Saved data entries
* START *

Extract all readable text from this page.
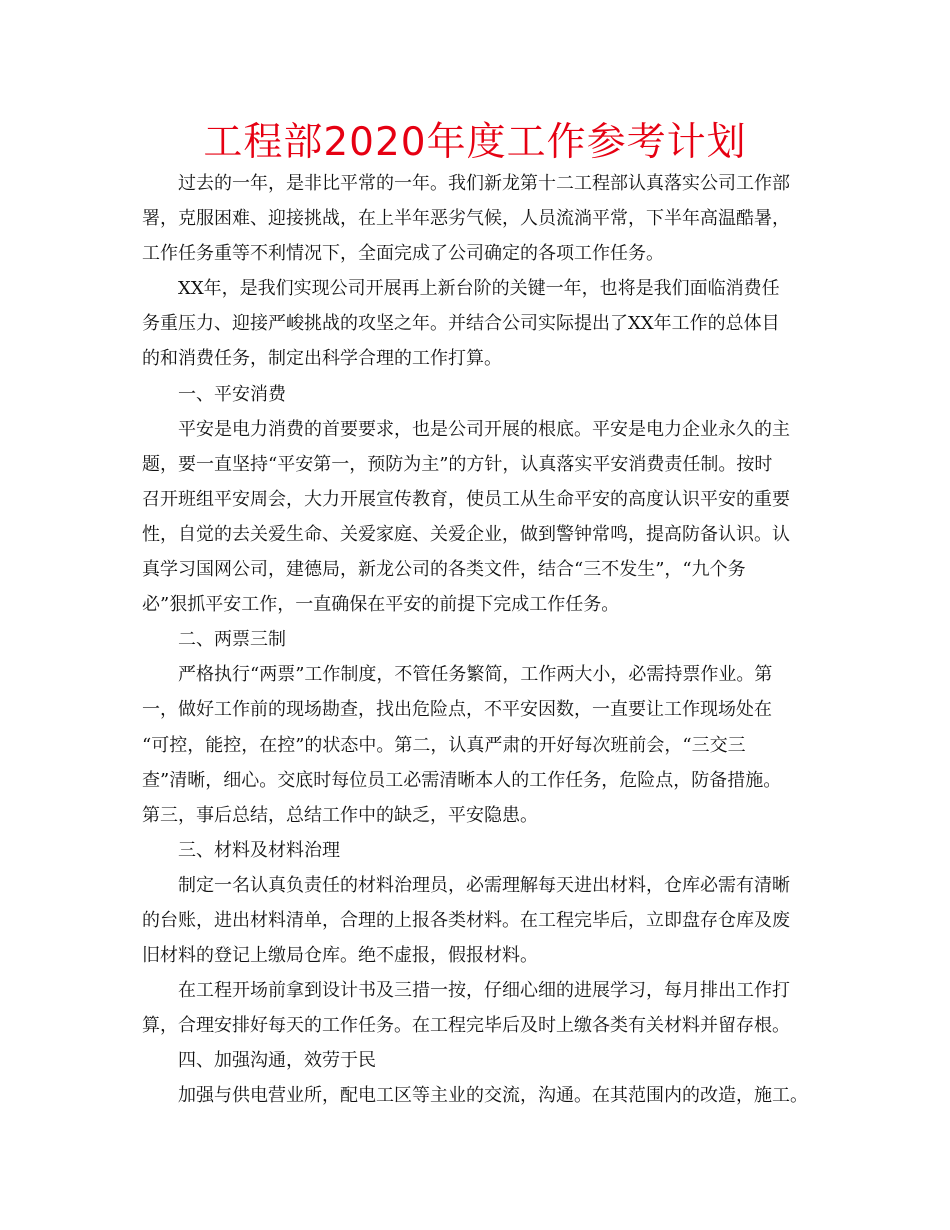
工程部2020年度工作参考计划
过去的一年，是非比平常的一年。我们新龙第十二工程部认真落实公司工作部
署，克服困难、迎接挑战，在上半年恶劣气候，人员流淌平常，下半年高温酷暑，
工作任务重等不利情况下，全面完成了公司确定的各项工作任务。
XX年，是我们实现公司开展再上新台阶的关键一年，也将是我们面临消费任
务重压力、迎接严峻挑战的攻坚之年。并结合公司实际提出了XX年工作的总体目
的和消费任务，制定出科学合理的工作打算。
一、平安消费
平安是电力消费的首要要求，也是公司开展的根底。平安是电力企业永久的主
题，要一直坚持“平安第一，预防为主”的方针，认真落实平安消费责任制。按时
召开班组平安周会，大力开展宣传教育，使员工从生命平安的高度认识平安的重要
性，自觉的去关爱生命、关爱家庭、关爱企业，做到警钟常鸣，提高防备认识。认
真学习国网公司，建德局，新龙公司的各类文件，结合“三不发生”，“九个务
必”狠抓平安工作，一直确保在平安的前提下完成工作任务。
二、两票三制
严格执行“两票”工作制度，不管任务繁简，工作两大小，必需持票作业。第
一，做好工作前的现场勘查，找出危险点，不平安因数，一直要让工作现场处在
“可控，能控，在控”的状态中。第二，认真严肃的开好每次班前会，“三交三
查”清晰，细心。交底时每位员工必需清晰本人的工作任务，危险点，防备措施。
第三，事后总结，总结工作中的缺乏，平安隐患。
三、材料及材料治理
制定一名认真负责任的材料治理员，必需理解每天进出材料，仓库必需有清晰
的台账，进出材料清单，合理的上报各类材料。在工程完毕后，立即盘存仓库及废
旧材料的登记上缴局仓库。绝不虚报，假报材料。
在工程开场前拿到设计书及三措一按，仔细心细的进展学习，每月排出工作打
算，合理安排好每天的工作任务。在工程完毕后及时上缴各类有关材料并留存根。
四、加强沟通，效劳于民
加强与供电营业所，配电工区等主业的交流，沟通。在其范围内的改造，施工。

* END *

Repeat everything in the records precisely. Images are excluded from the copy.

Extract all readable text from this page.
工程部2020年度工作参考计划
过去的一年，是非比平常的一年。我们新龙第十二工程部认真落实公司工作部
署，克服困难、迎接挑战，在上半年恶劣气候，人员流淌平常，下半年高温酷暑，
工作任务重等不利情况下，全面完成了公司确定的各项工作任务。
XX年，是我们实现公司开展再上新台阶的关键一年，也将是我们面临消费任
务重压力、迎接严峻挑战的攻坚之年。并结合公司实际提出了XX年工作的总体目
的和消费任务，制定出科学合理的工作打算。
一、平安消费
平安是电力消费的首要要求，也是公司开展的根底。平安是电力企业永久的主
题，要一直坚持“平安第一，预防为主”的方针，认真落实平安消费责任制。按时
召开班组平安周会，大力开展宣传教育，使员工从生命平安的高度认识平安的重要
性，自觉的去关爱生命、关爱家庭、关爱企业，做到警钟常鸣，提高防备认识。认
真学习国网公司，建德局，新龙公司的各类文件，结合“三不发生”，“九个务
必”狠抓平安工作，一直确保在平安的前提下完成工作任务。
二、两票三制
严格执行“两票”工作制度，不管任务繁简，工作两大小，必需持票作业。第
一，做好工作前的现场勘查，找出危险点，不平安因数，一直要让工作现场处在
“可控，能控，在控”的状态中。第二，认真严肃的开好每次班前会，“三交三
查”清晰，细心。交底时每位员工必需清晰本人的工作任务，危险点，防备措施。
第三，事后总结，总结工作中的缺乏，平安隐患。
三、材料及材料治理
制定一名认真负责任的材料治理员，必需理解每天进出材料，仓库必需有清晰
的台账，进出材料清单，合理的上报各类材料。在工程完毕后，立即盘存仓库及废
旧材料的登记上缴局仓库。绝不虚报，假报材料。
在工程开场前拿到设计书及三措一按，仔细心细的进展学习，每月排出工作打
算，合理安排好每天的工作任务。在工程完毕后及时上缴各类有关材料并留存根。
四、加强沟通，效劳于民
加强与供电营业所，配电工区等主业的交流，沟通。在其范围内的改造，施工。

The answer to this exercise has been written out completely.